BEGIN Exercise inputs

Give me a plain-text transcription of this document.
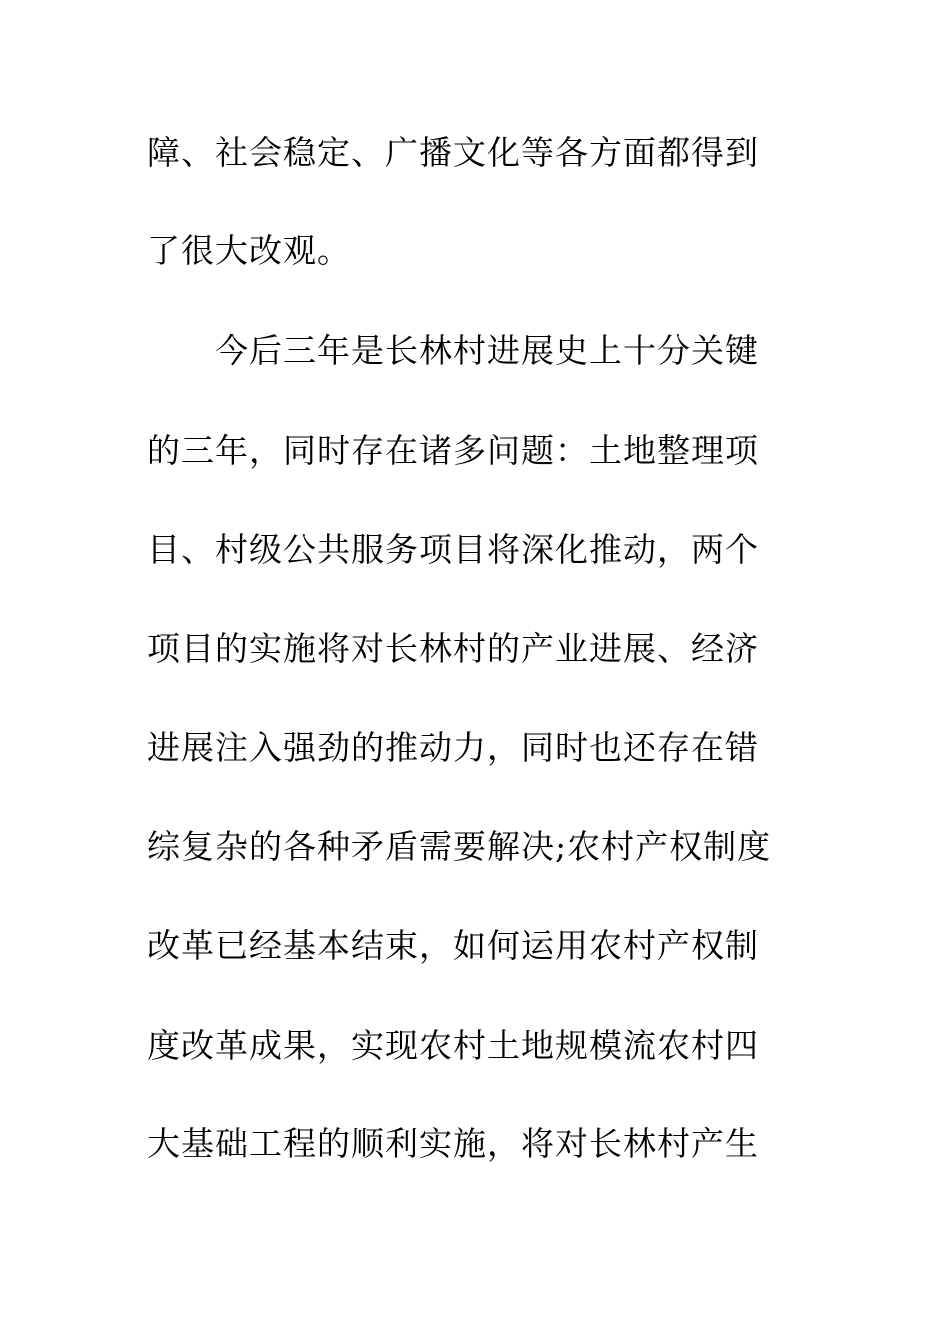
障、社会稳定、广播文化等各方面都得到
了很大改观。
今后三年是长林村进展史上十分关键
的三年，同时存在诸多问题：土地整理项
目、村级公共服务项目将深化推动，两个
项目的实施将对长林村的产业进展、经济
进展注入强劲的推动力，同时也还存在错
综复杂的各种矛盾需要解决;农村产权制度
改革已经基本结束，如何运用农村产权制
度改革成果，实现农村土地规模流农村四
大基础工程的顺利实施，将对长林村产生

END Exercise inputs

### Exercise task
Using the material above, retype each entry exactly and omit the pictures.

### Full response
Give me a plain-text transcription of this document.
障、社会稳定、广播文化等各方面都得到
了很大改观。
今后三年是长林村进展史上十分关键
的三年，同时存在诸多问题：土地整理项
目、村级公共服务项目将深化推动，两个
项目的实施将对长林村的产业进展、经济
进展注入强劲的推动力，同时也还存在错
综复杂的各种矛盾需要解决;农村产权制度
改革已经基本结束，如何运用农村产权制
度改革成果，实现农村土地规模流农村四
大基础工程的顺利实施，将对长林村产生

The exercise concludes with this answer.